═══ TASK MATERIAL ═══

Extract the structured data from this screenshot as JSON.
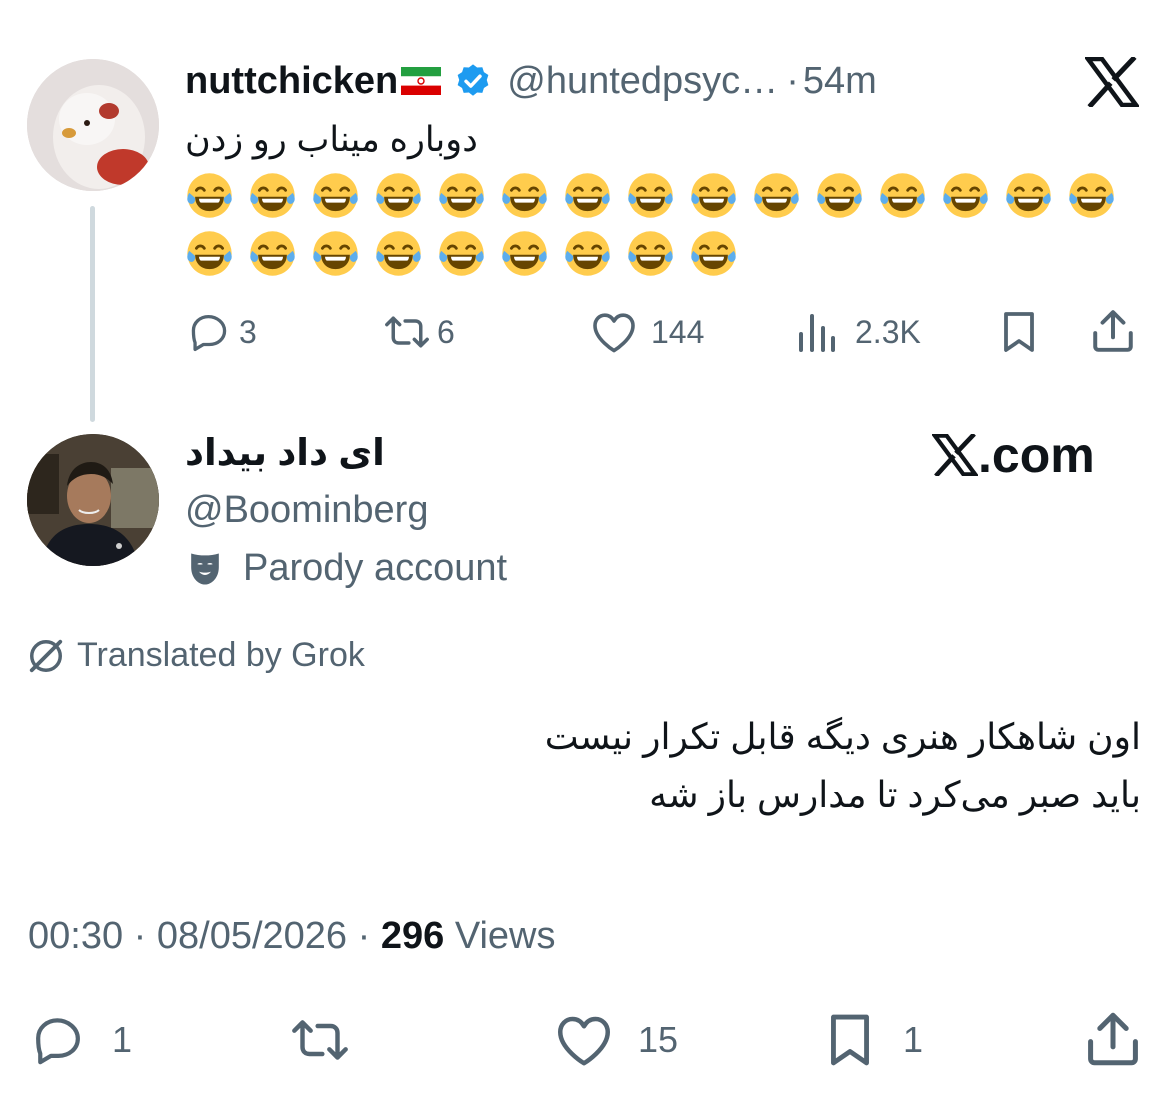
{
  "parent_tweet": {
    "display_name": "nuttchicken",
    "handle": "@huntedpsyc…",
    "separator": "·",
    "time": "54m",
    "text": "دوباره میناب رو زدن",
    "emoji_rows": [
      15,
      9
    ],
    "emoji_name": "face-with-tears-of-joy",
    "actions": {
      "replies": "3",
      "reposts": "6",
      "likes": "144",
      "views": "2.3K"
    }
  },
  "reply_tweet": {
    "display_name": "ای داد بیداد",
    "handle": "@Boominberg",
    "parody_label": "Parody account",
    "translated_label": "Translated by Grok",
    "text_lines": [
      "اون شاهکار هنری دیگه قابل تکرار نیست",
      "باید صبر می‌کرد تا مدارس باز شه"
    ],
    "time": "00:30",
    "date": "08/05/2026",
    "dot": "·",
    "views_count": "296",
    "views_label": "Views",
    "actions": {
      "replies": "1",
      "likes": "15",
      "bookmarks": "1"
    }
  },
  "watermark": {
    "logo": "x-logo",
    "text": ".com"
  },
  "colors": {
    "text": "#0f1419",
    "secondary": "#536471",
    "verified": "#1d9bf0",
    "thread_line": "#cfd9de"
  }
}
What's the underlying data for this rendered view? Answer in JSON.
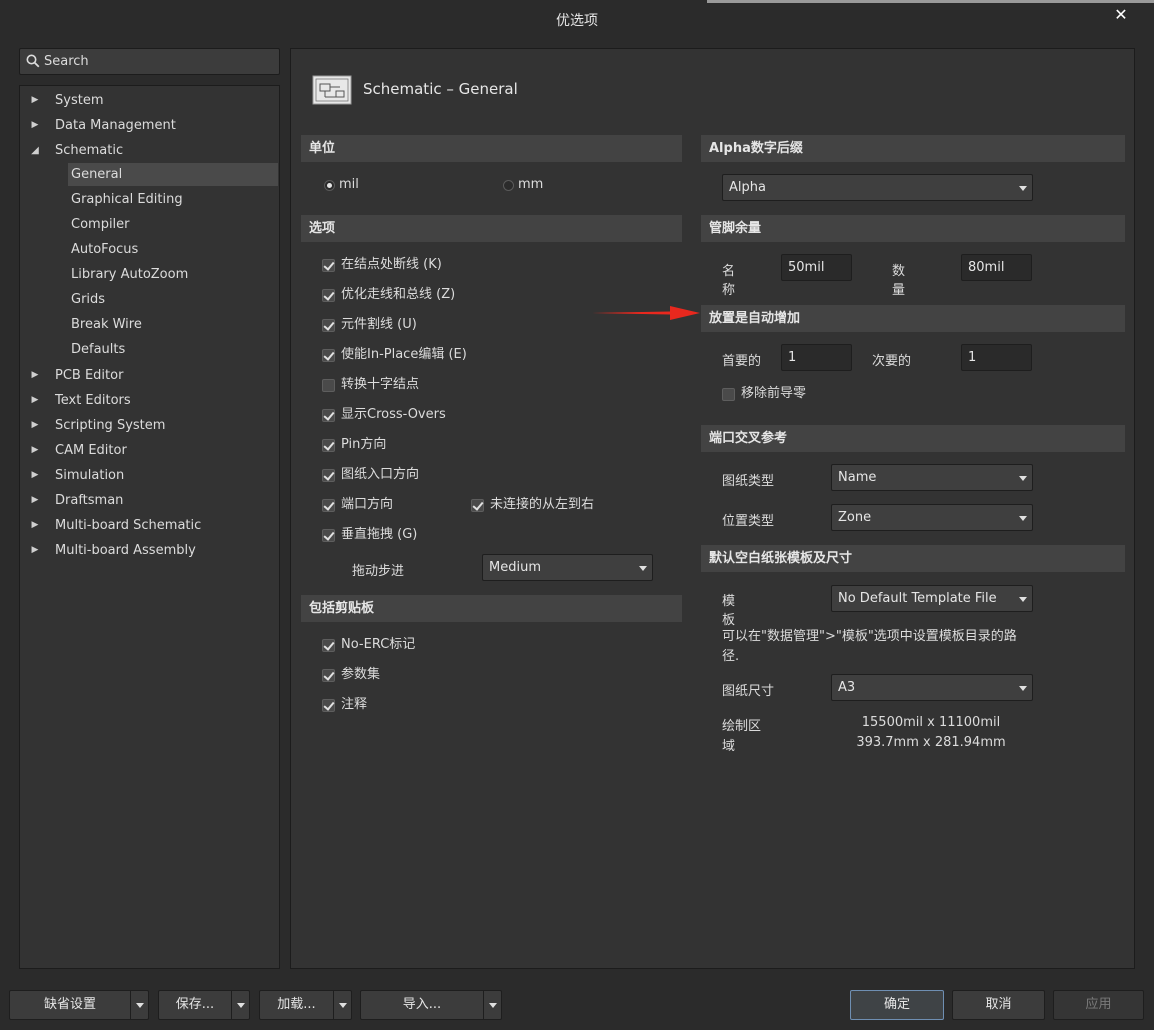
{
  "window": {
    "title": "优选项",
    "close_glyph": "✕"
  },
  "search": {
    "placeholder": "Search"
  },
  "tree": {
    "items": [
      {
        "label": "System",
        "expanded": false
      },
      {
        "label": "Data Management",
        "expanded": false
      },
      {
        "label": "Schematic",
        "expanded": true
      },
      {
        "label": "PCB Editor",
        "expanded": false
      },
      {
        "label": "Text Editors",
        "expanded": false
      },
      {
        "label": "Scripting System",
        "expanded": false
      },
      {
        "label": "CAM Editor",
        "expanded": false
      },
      {
        "label": "Simulation",
        "expanded": false
      },
      {
        "label": "Draftsman",
        "expanded": false
      },
      {
        "label": "Multi-board Schematic",
        "expanded": false
      },
      {
        "label": "Multi-board Assembly",
        "expanded": false
      }
    ],
    "schematic_children": [
      "General",
      "Graphical Editing",
      "Compiler",
      "AutoFocus",
      "Library AutoZoom",
      "Grids",
      "Break Wire",
      "Defaults"
    ],
    "selected": "General"
  },
  "page": {
    "title": "Schematic – General"
  },
  "units": {
    "header": "单位",
    "mil": "mil",
    "mm": "mm",
    "selected": "mil"
  },
  "options": {
    "header": "选项",
    "items": [
      {
        "label": "在结点处断线 (K)",
        "checked": true
      },
      {
        "label": "优化走线和总线 (Z)",
        "checked": true
      },
      {
        "label": "元件割线 (U)",
        "checked": true
      },
      {
        "label": "使能In-Place编辑 (E)",
        "checked": true
      },
      {
        "label": "转换十字结点",
        "checked": false
      },
      {
        "label": "显示Cross-Overs",
        "checked": true
      },
      {
        "label": "Pin方向",
        "checked": true
      },
      {
        "label": "图纸入口方向",
        "checked": true
      },
      {
        "label": "端口方向",
        "checked": true
      },
      {
        "label": "垂直拖拽 (G)",
        "checked": true
      }
    ],
    "unconnected_label": "未连接的从左到右",
    "unconnected_checked": true,
    "drag_step_label": "拖动步进",
    "drag_step_value": "Medium"
  },
  "clipboard": {
    "header": "包括剪贴板",
    "items": [
      {
        "label": "No-ERC标记",
        "checked": true
      },
      {
        "label": "参数集",
        "checked": true
      },
      {
        "label": "注释",
        "checked": true
      }
    ]
  },
  "alpha_suffix": {
    "header": "Alpha数字后缀",
    "value": "Alpha"
  },
  "pin_margin": {
    "header": "管脚余量",
    "name_label_1": "名",
    "name_label_2": "称",
    "name_value": "50mil",
    "number_label_1": "数",
    "number_label_2": "量",
    "number_value": "80mil"
  },
  "auto_increment": {
    "header": "放置是自动增加",
    "primary_label": "首要的",
    "primary_value": "1",
    "secondary_label": "次要的",
    "secondary_value": "1",
    "remove_zeros_label": "移除前导零",
    "remove_zeros_checked": false
  },
  "port_cross_ref": {
    "header": "端口交叉参考",
    "sheet_type_label": "图纸类型",
    "sheet_type_value": "Name",
    "location_type_label": "位置类型",
    "location_type_value": "Zone"
  },
  "default_sheet": {
    "header": "默认空白纸张模板及尺寸",
    "template_label_1": "模",
    "template_label_2": "板",
    "template_value": "No Default Template File",
    "hint_line_1": "可以在\"数据管理\">\"模板\"选项中设置模板目录的路",
    "hint_line_2": "径.",
    "sheet_size_label": "图纸尺寸",
    "sheet_size_value": "A3",
    "drawing_area_label_1": "绘制区",
    "drawing_area_label_2": "域",
    "drawing_area_mil": "15500mil x 11100mil",
    "drawing_area_mm": "393.7mm x 281.94mm"
  },
  "footer": {
    "defaults": "缺省设置",
    "save": "保存...",
    "load": "加载...",
    "import": "导入...",
    "ok": "确定",
    "cancel": "取消",
    "apply": "应用"
  },
  "colors": {
    "annotation_arrow": "#e8281e",
    "background": "#2b2b2b",
    "panel": "#333333",
    "section": "#434343"
  }
}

═══

* **REQUEST**
Do not include the images; transcribe the rest of the listing exactly.

* **REPLY TO THE EXERCISE**
Extract the structured data from this screenshot as JSON.
{
  "parent_tweet": {
    "display_name": "nuttchicken",
    "handle": "@huntedpsyc…",
    "separator": "·",
    "time": "54m",
    "text": "دوباره میناب رو زدن",
    "emoji_rows": [
      15,
      9
    ],
    "emoji_name": "face-with-tears-of-joy",
    "actions": {
      "replies": "3",
      "reposts": "6",
      "likes": "144",
      "views": "2.3K"
    }
  },
  "reply_tweet": {
    "display_name": "ای داد بیداد",
    "handle": "@Boominberg",
    "parody_label": "Parody account",
    "translated_label": "Translated by Grok",
    "text_lines": [
      "اون شاهکار هنری دیگه قابل تکرار نیست",
      "باید صبر می‌کرد تا مدارس باز شه"
    ],
    "time": "00:30",
    "date": "08/05/2026",
    "dot": "·",
    "views_count": "296",
    "views_label": "Views",
    "actions": {
      "replies": "1",
      "likes": "15",
      "bookmarks": "1"
    }
  },
  "watermark": {
    "logo": "x-logo",
    "text": ".com"
  },
  "colors": {
    "text": "#0f1419",
    "secondary": "#536471",
    "verified": "#1d9bf0",
    "thread_line": "#cfd9de"
  }
}
What's the underlying data for this rendered view? Answer in JSON.
{
  "window": {
    "title": "优选项",
    "close_glyph": "✕"
  },
  "search": {
    "placeholder": "Search"
  },
  "tree": {
    "items": [
      {
        "label": "System",
        "expanded": false
      },
      {
        "label": "Data Management",
        "expanded": false
      },
      {
        "label": "Schematic",
        "expanded": true
      },
      {
        "label": "PCB Editor",
        "expanded": false
      },
      {
        "label": "Text Editors",
        "expanded": false
      },
      {
        "label": "Scripting System",
        "expanded": false
      },
      {
        "label": "CAM Editor",
        "expanded": false
      },
      {
        "label": "Simulation",
        "expanded": false
      },
      {
        "label": "Draftsman",
        "expanded": false
      },
      {
        "label": "Multi-board Schematic",
        "expanded": false
      },
      {
        "label": "Multi-board Assembly",
        "expanded": false
      }
    ],
    "schematic_children": [
      "General",
      "Graphical Editing",
      "Compiler",
      "AutoFocus",
      "Library AutoZoom",
      "Grids",
      "Break Wire",
      "Defaults"
    ],
    "selected": "General"
  },
  "page": {
    "title": "Schematic – General"
  },
  "units": {
    "header": "单位",
    "mil": "mil",
    "mm": "mm",
    "selected": "mil"
  },
  "options": {
    "header": "选项",
    "items": [
      {
        "label": "在结点处断线 (K)",
        "checked": true
      },
      {
        "label": "优化走线和总线 (Z)",
        "checked": true
      },
      {
        "label": "元件割线 (U)",
        "checked": true
      },
      {
        "label": "使能In-Place编辑 (E)",
        "checked": true
      },
      {
        "label": "转换十字结点",
        "checked": false
      },
      {
        "label": "显示Cross-Overs",
        "checked": true
      },
      {
        "label": "Pin方向",
        "checked": true
      },
      {
        "label": "图纸入口方向",
        "checked": true
      },
      {
        "label": "端口方向",
        "checked": true
      },
      {
        "label": "垂直拖拽 (G)",
        "checked": true
      }
    ],
    "unconnected_label": "未连接的从左到右",
    "unconnected_checked": true,
    "drag_step_label": "拖动步进",
    "drag_step_value": "Medium"
  },
  "clipboard": {
    "header": "包括剪贴板",
    "items": [
      {
        "label": "No-ERC标记",
        "checked": true
      },
      {
        "label": "参数集",
        "checked": true
      },
      {
        "label": "注释",
        "checked": true
      }
    ]
  },
  "alpha_suffix": {
    "header": "Alpha数字后缀",
    "value": "Alpha"
  },
  "pin_margin": {
    "header": "管脚余量",
    "name_label_1": "名",
    "name_label_2": "称",
    "name_value": "50mil",
    "number_label_1": "数",
    "number_label_2": "量",
    "number_value": "80mil"
  },
  "auto_increment": {
    "header": "放置是自动增加",
    "primary_label": "首要的",
    "primary_value": "1",
    "secondary_label": "次要的",
    "secondary_value": "1",
    "remove_zeros_label": "移除前导零",
    "remove_zeros_checked": false
  },
  "port_cross_ref": {
    "header": "端口交叉参考",
    "sheet_type_label": "图纸类型",
    "sheet_type_value": "Name",
    "location_type_label": "位置类型",
    "location_type_value": "Zone"
  },
  "default_sheet": {
    "header": "默认空白纸张模板及尺寸",
    "template_label_1": "模",
    "template_label_2": "板",
    "template_value": "No Default Template File",
    "hint_line_1": "可以在\"数据管理\">\"模板\"选项中设置模板目录的路",
    "hint_line_2": "径.",
    "sheet_size_label": "图纸尺寸",
    "sheet_size_value": "A3",
    "drawing_area_label_1": "绘制区",
    "drawing_area_label_2": "域",
    "drawing_area_mil": "15500mil x 11100mil",
    "drawing_area_mm": "393.7mm x 281.94mm"
  },
  "footer": {
    "defaults": "缺省设置",
    "save": "保存...",
    "load": "加载...",
    "import": "导入...",
    "ok": "确定",
    "cancel": "取消",
    "apply": "应用"
  },
  "colors": {
    "annotation_arrow": "#e8281e",
    "background": "#2b2b2b",
    "panel": "#333333",
    "section": "#434343"
  }
}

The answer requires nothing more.